■ Goal of the exercise ■
Below is a block of records; reproduce all of them exactly and leave out any pictures.

■ Record excerpts ■
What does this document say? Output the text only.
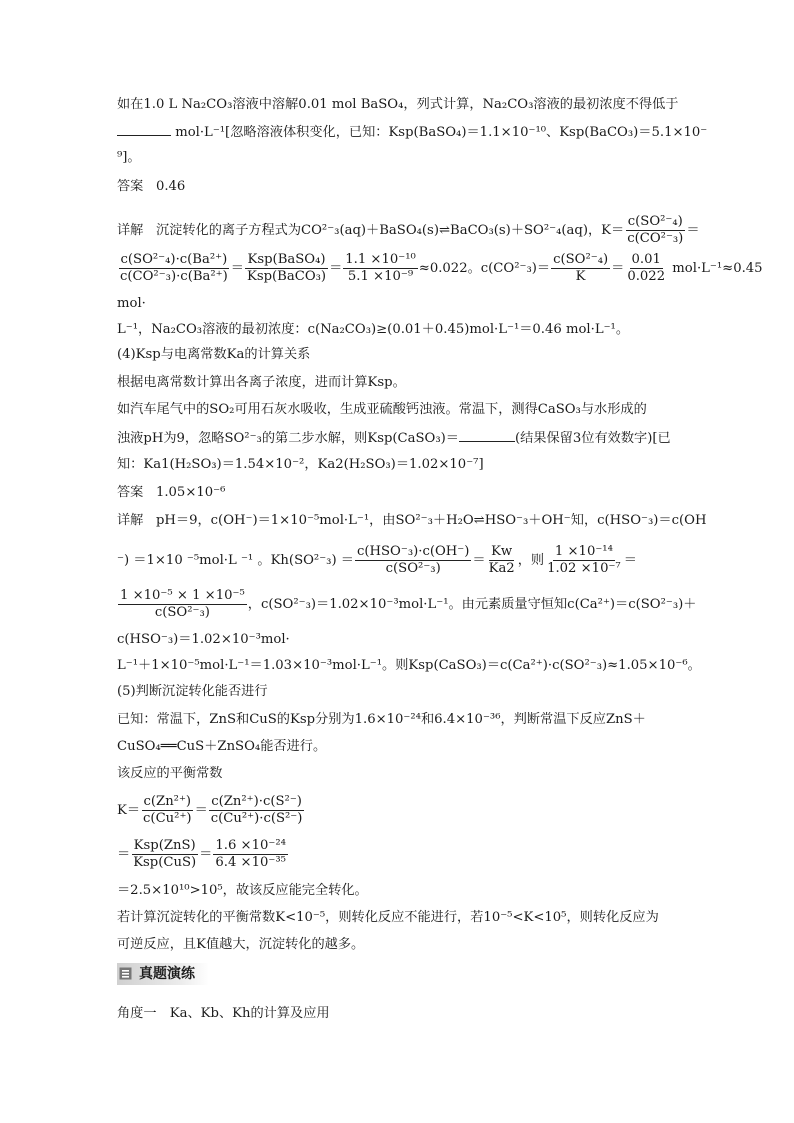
如在1.0 L Na₂CO₃溶液中溶解0.01 mol BaSO₄，列式计算，Na₂CO₃溶液的最初浓度不得低于
mol·L⁻¹[忽略溶液体积变化，已知：Ksp(BaSO₄)＝1.1×10⁻¹⁰、Ksp(BaCO₃)＝5.1×10⁻
⁹]。
答案 0.46
详解 沉淀转化的离子方程式为CO²⁻₃(aq)＋BaSO₄(s)⇌BaCO₃(s)＋SO²⁻₄(aq)，$K= \frac{\text{c(SO²⁻₄)}}{\text{c(CO²⁻₃)}}$ ＝
$\frac{\text{c(SO²⁻₄)·c(Ba²⁺)}}{\text{c(CO²⁻₃)·c(Ba²⁺)}} = \frac{\text{Ksp(BaSO₄)}}{\text{Ksp(BaCO₃)}} = \frac{\text{1.1 ×10⁻¹⁰}}{\text{5.1 ×10⁻⁹}} \approx 0.022$。$c(CO^{2-}_3)= \frac{\text{c(SO²⁻₄)}}{K} = \frac{0.01}{0.022} mol\cdot L^{-1}\approx 0.45$
mol·
L⁻¹，Na₂CO₃溶液的最初浓度：c(Na₂CO₃)≥(0.01＋0.45)mol·L⁻¹＝0.46 mol·L⁻¹。
(4)Ksp与电离常数Ka的计算关系
根据电离常数计算出各离子浓度，进而计算Ksp。
如汽车尾气中的SO₂可用石灰水吸收，生成亚硫酸钙浊液。常温下，测得CaSO₃与水形成的
浊液pH为9，忽略SO²⁻₃的第二步水解，则Ksp(CaSO₃)＝	(结果保留3位有效数字)[已
知：Ka1(H₂SO₃)＝1.54×10⁻²，Ka2(H₂SO₃)＝1.02×10⁻⁷]
答案 1.05×10⁻⁶
详解 pH＝9，c(OH⁻)＝1×10⁻⁵mol·L⁻¹，由SO²⁻₃＋H₂O⇌HSO⁻₃＋OH⁻知，c(HSO⁻₃)＝c(OH
⁻) ＝1×10 ⁻⁵mol·L ⁻¹ 。$Kh(SO^{2-}_3) = \frac{\text{c(HSO⁻₃)·c(OH⁻)}}{\text{c(SO²⁻₃)}} = \frac{Kw}{Ka2}$ ，则 $\frac{\text{1 ×10⁻¹⁴}}{\text{1.02 ×10⁻⁷}}$ ＝
$\frac{\text{1 ×10⁻⁵ × 1 ×10⁻⁵}}{\text{c(SO²⁻₃)}}$ ，c(SO²⁻₃)＝1.02×10⁻³mol·L⁻¹。由元素质量守恒知c(Ca²⁺)＝c(SO²⁻₃)＋
c(HSO⁻₃)＝1.02×10⁻³mol·
L⁻¹＋1×10⁻⁵mol·L⁻¹＝1.03×10⁻³mol·L⁻¹。则Ksp(CaSO₃)＝c(Ca²⁺)·c(SO²⁻₃)≈1.05×10⁻⁶。
(5)判断沉淀转化能否进行
已知：常温下，ZnS和CuS的Ksp分别为1.6×10⁻²⁴和6.4×10⁻³⁶，判断常温下反应ZnS＋
CuSO₄══CuS＋ZnSO₄能否进行。
该反应的平衡常数
$K= \frac{\text{c(Zn²⁺)}}{\text{c(Cu²⁺)}} = \frac{\text{c(Zn²⁺)·c(S²⁻)}}{\text{c(Cu²⁺)·c(S²⁻)}}$
＝ $\frac{\text{Ksp(ZnS)}}{\text{Ksp(CuS)}} = \frac{\text{1.6 ×10⁻²⁴}}{\text{6.4 ×10⁻³⁵}}$
＝2.5×10¹⁰>10⁵，故该反应能完全转化。
若计算沉淀转化的平衡常数K<10⁻⁵，则转化反应不能进行，若10⁻⁵<K<10⁵，则转化反应为
可逆反应，且K值越大，沉淀转化的越多。
真题演练
角度一　Ka、Kb、Kh的计算及应用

■ Solution ■
What does this document say? Output the text only.
如在1.0 L Na₂CO₃溶液中溶解0.01 mol BaSO₄，列式计算，Na₂CO₃溶液的最初浓度不得低于
mol·L⁻¹[忽略溶液体积变化，已知：Ksp(BaSO₄)＝1.1×10⁻¹⁰、Ksp(BaCO₃)＝5.1×10⁻
⁹]。
答案 0.46
详解 沉淀转化的离子方程式为CO²⁻₃(aq)＋BaSO₄(s)⇌BaCO₃(s)＋SO²⁻₄(aq)，$K= \frac{\text{c(SO²⁻₄)}}{\text{c(CO²⁻₃)}}$ ＝
$\frac{\text{c(SO²⁻₄)·c(Ba²⁺)}}{\text{c(CO²⁻₃)·c(Ba²⁺)}} = \frac{\text{Ksp(BaSO₄)}}{\text{Ksp(BaCO₃)}} = \frac{\text{1.1 ×10⁻¹⁰}}{\text{5.1 ×10⁻⁹}} \approx 0.022$。$c(CO^{2-}_3)= \frac{\text{c(SO²⁻₄)}}{K} = \frac{0.01}{0.022} mol\cdot L^{-1}\approx 0.45$
mol·
L⁻¹，Na₂CO₃溶液的最初浓度：c(Na₂CO₃)≥(0.01＋0.45)mol·L⁻¹＝0.46 mol·L⁻¹。
(4)Ksp与电离常数Ka的计算关系
根据电离常数计算出各离子浓度，进而计算Ksp。
如汽车尾气中的SO₂可用石灰水吸收，生成亚硫酸钙浊液。常温下，测得CaSO₃与水形成的
浊液pH为9，忽略SO²⁻₃的第二步水解，则Ksp(CaSO₃)＝	(结果保留3位有效数字)[已
知：Ka1(H₂SO₃)＝1.54×10⁻²，Ka2(H₂SO₃)＝1.02×10⁻⁷]
答案 1.05×10⁻⁶
详解 pH＝9，c(OH⁻)＝1×10⁻⁵mol·L⁻¹，由SO²⁻₃＋H₂O⇌HSO⁻₃＋OH⁻知，c(HSO⁻₃)＝c(OH
⁻) ＝1×10 ⁻⁵mol·L ⁻¹ 。$Kh(SO^{2-}_3) = \frac{\text{c(HSO⁻₃)·c(OH⁻)}}{\text{c(SO²⁻₃)}} = \frac{Kw}{Ka2}$ ，则 $\frac{\text{1 ×10⁻¹⁴}}{\text{1.02 ×10⁻⁷}}$ ＝
$\frac{\text{1 ×10⁻⁵ × 1 ×10⁻⁵}}{\text{c(SO²⁻₃)}}$ ，c(SO²⁻₃)＝1.02×10⁻³mol·L⁻¹。由元素质量守恒知c(Ca²⁺)＝c(SO²⁻₃)＋
c(HSO⁻₃)＝1.02×10⁻³mol·
L⁻¹＋1×10⁻⁵mol·L⁻¹＝1.03×10⁻³mol·L⁻¹。则Ksp(CaSO₃)＝c(Ca²⁺)·c(SO²⁻₃)≈1.05×10⁻⁶。
(5)判断沉淀转化能否进行
已知：常温下，ZnS和CuS的Ksp分别为1.6×10⁻²⁴和6.4×10⁻³⁶，判断常温下反应ZnS＋
CuSO₄══CuS＋ZnSO₄能否进行。
该反应的平衡常数
$K= \frac{\text{c(Zn²⁺)}}{\text{c(Cu²⁺)}} = \frac{\text{c(Zn²⁺)·c(S²⁻)}}{\text{c(Cu²⁺)·c(S²⁻)}}$
＝ $\frac{\text{Ksp(ZnS)}}{\text{Ksp(CuS)}} = \frac{\text{1.6 ×10⁻²⁴}}{\text{6.4 ×10⁻³⁵}}$
＝2.5×10¹⁰>10⁵，故该反应能完全转化。
若计算沉淀转化的平衡常数K<10⁻⁵，则转化反应不能进行，若10⁻⁵<K<10⁵，则转化反应为
可逆反应，且K值越大，沉淀转化的越多。
真题演练
角度一　Ka、Kb、Kh的计算及应用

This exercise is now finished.